Required task >>
Without the pictures, reproduce the records that follow exactly.

(Figure data in JSON)
==========

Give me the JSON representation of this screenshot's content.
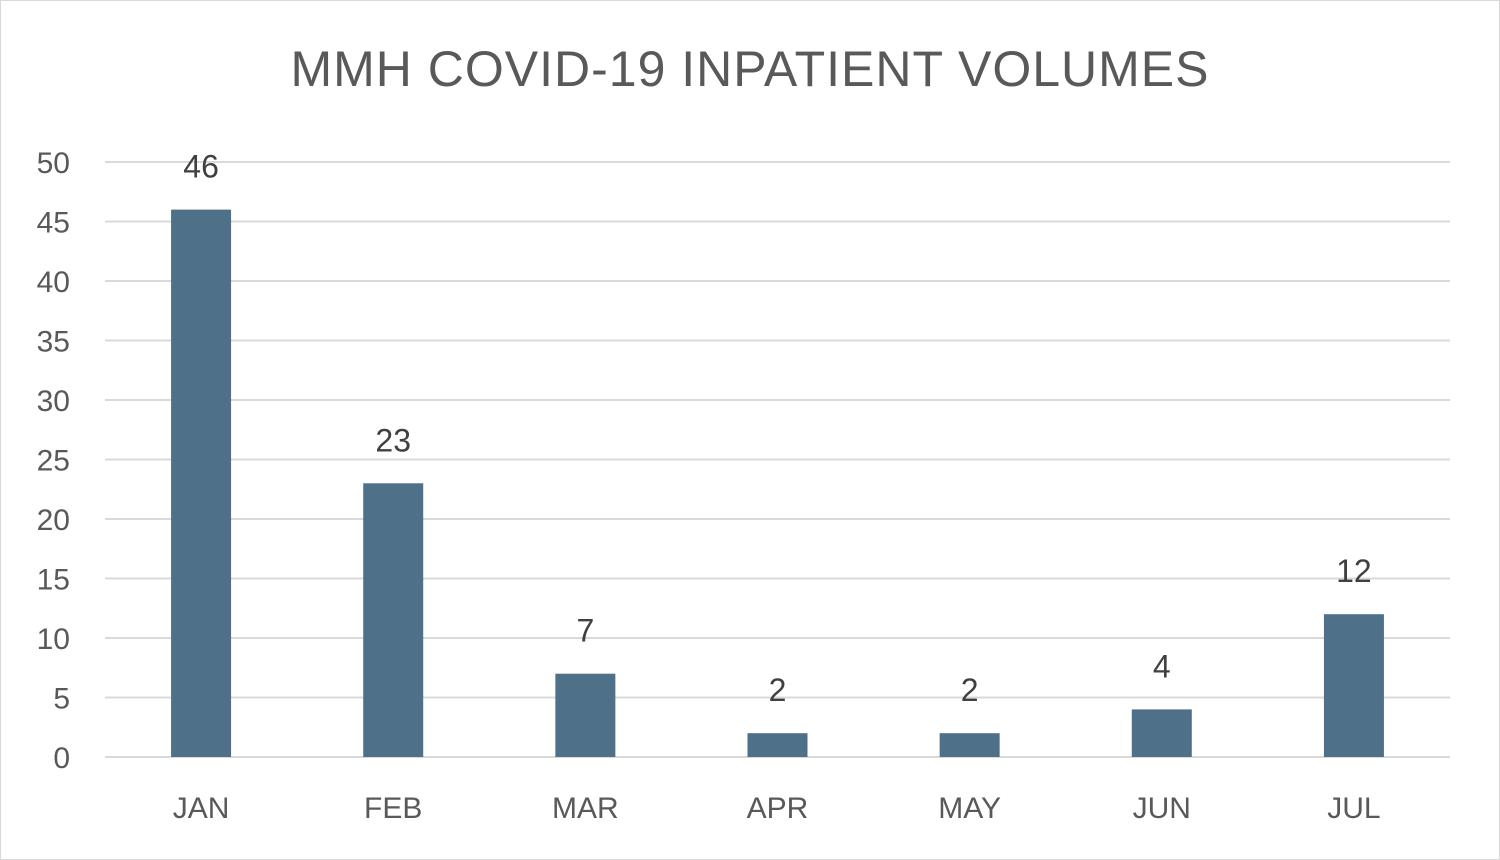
{
  "chart_data": {
    "type": "bar",
    "title": "MMH COVID-19 INPATIENT VOLUMES",
    "xlabel": "",
    "ylabel": "",
    "categories": [
      "JAN",
      "FEB",
      "MAR",
      "APR",
      "MAY",
      "JUN",
      "JUL"
    ],
    "values": [
      46,
      23,
      7,
      2,
      2,
      4,
      12
    ],
    "ylim": [
      0,
      50
    ],
    "yticks": [
      0,
      5,
      10,
      15,
      20,
      25,
      30,
      35,
      40,
      45,
      50
    ],
    "grid": true,
    "legend": "none",
    "data_labels": true,
    "bar_color": "#4e7089",
    "grid_color": "#d9d9d9",
    "text_color": "#595959"
  }
}
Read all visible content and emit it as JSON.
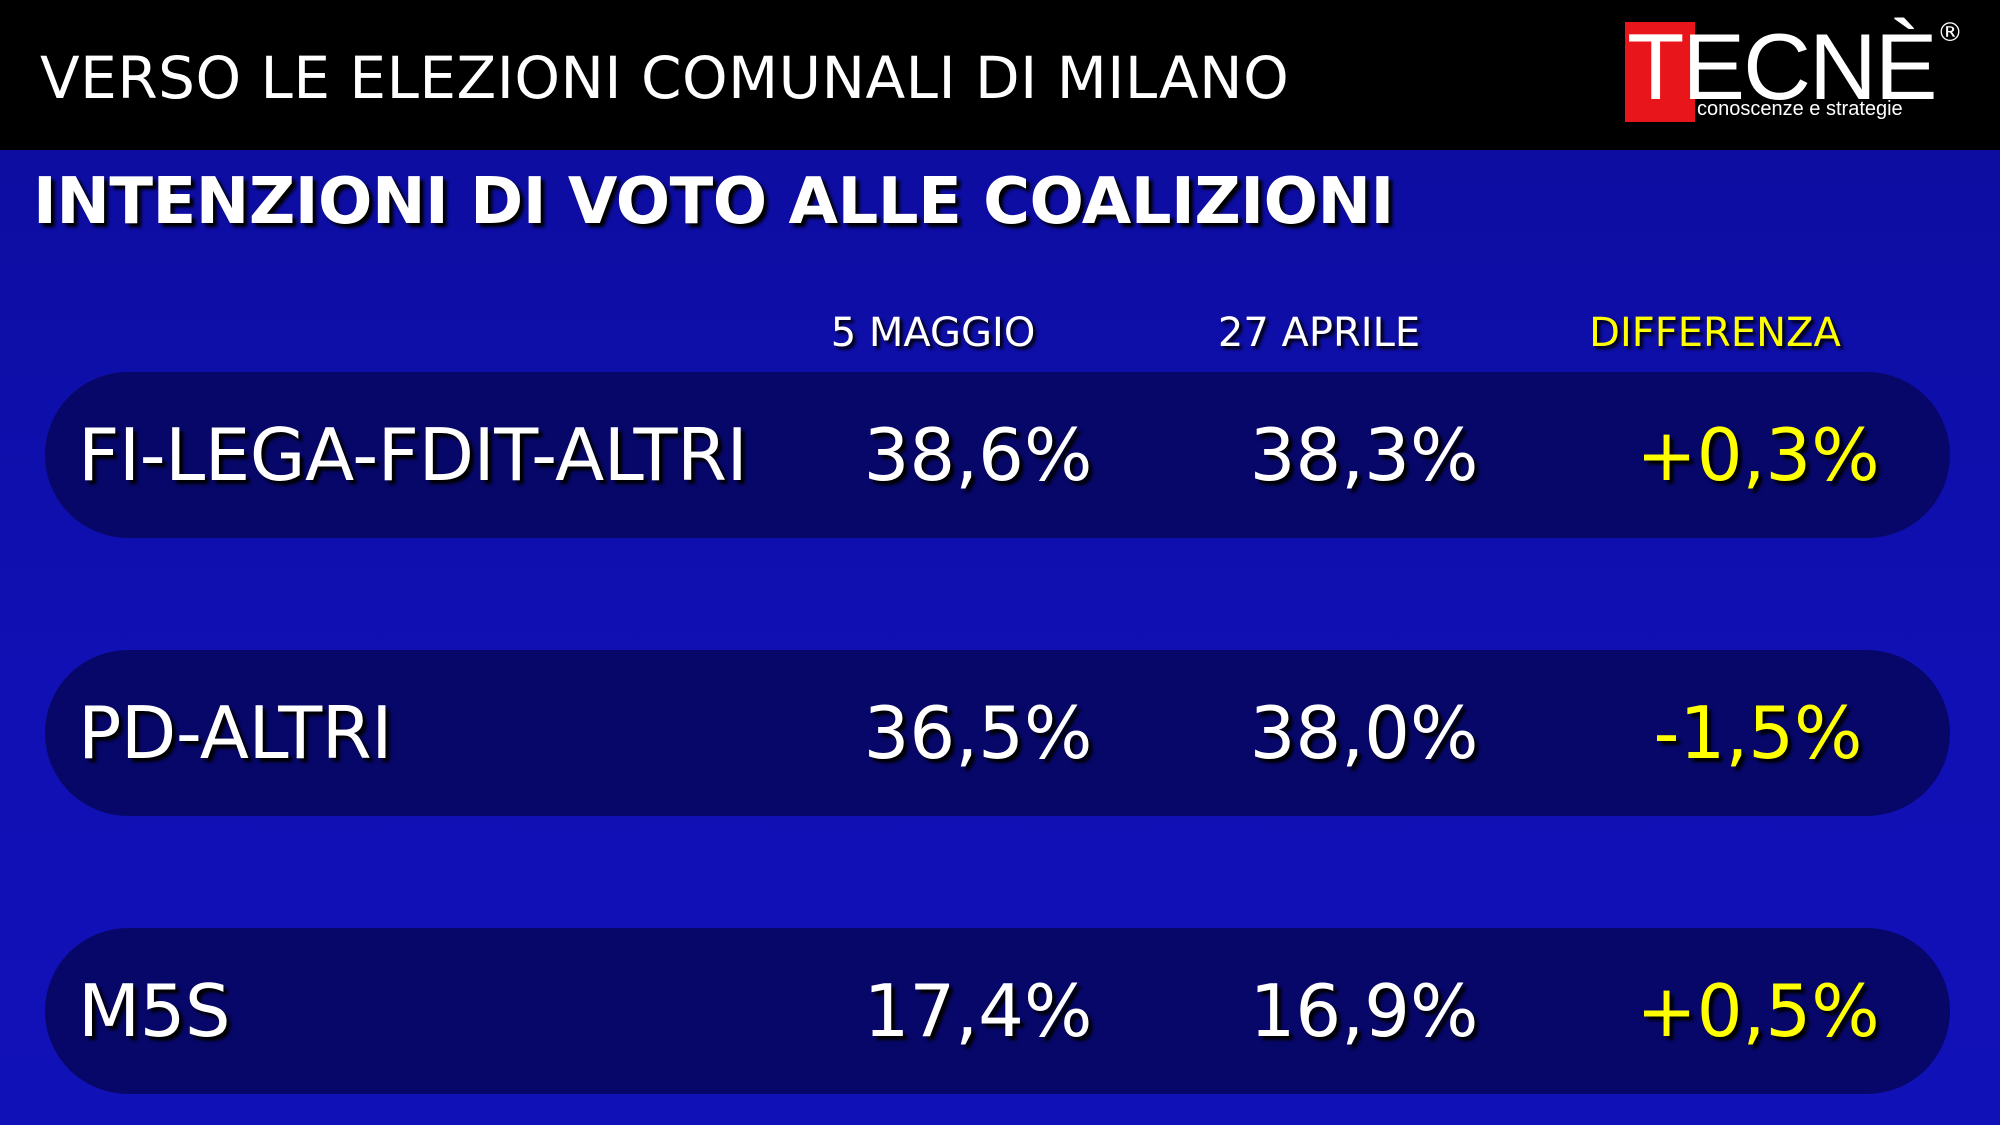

==========

Answer to this exercise >>
Give me the JSON representation of this screenshot's content.
{
  "chart_data": {
    "type": "bar",
    "title": "MMH COVID-19 INPATIENT VOLUMES",
    "xlabel": "",
    "ylabel": "",
    "categories": [
      "JAN",
      "FEB",
      "MAR",
      "APR",
      "MAY",
      "JUN",
      "JUL"
    ],
    "values": [
      46,
      23,
      7,
      2,
      2,
      4,
      12
    ],
    "ylim": [
      0,
      50
    ],
    "yticks": [
      0,
      5,
      10,
      15,
      20,
      25,
      30,
      35,
      40,
      45,
      50
    ],
    "grid": true,
    "legend": "none",
    "data_labels": true,
    "bar_color": "#4e7089",
    "grid_color": "#d9d9d9",
    "text_color": "#595959"
  }
}
Read all visible content and emit it as JSON.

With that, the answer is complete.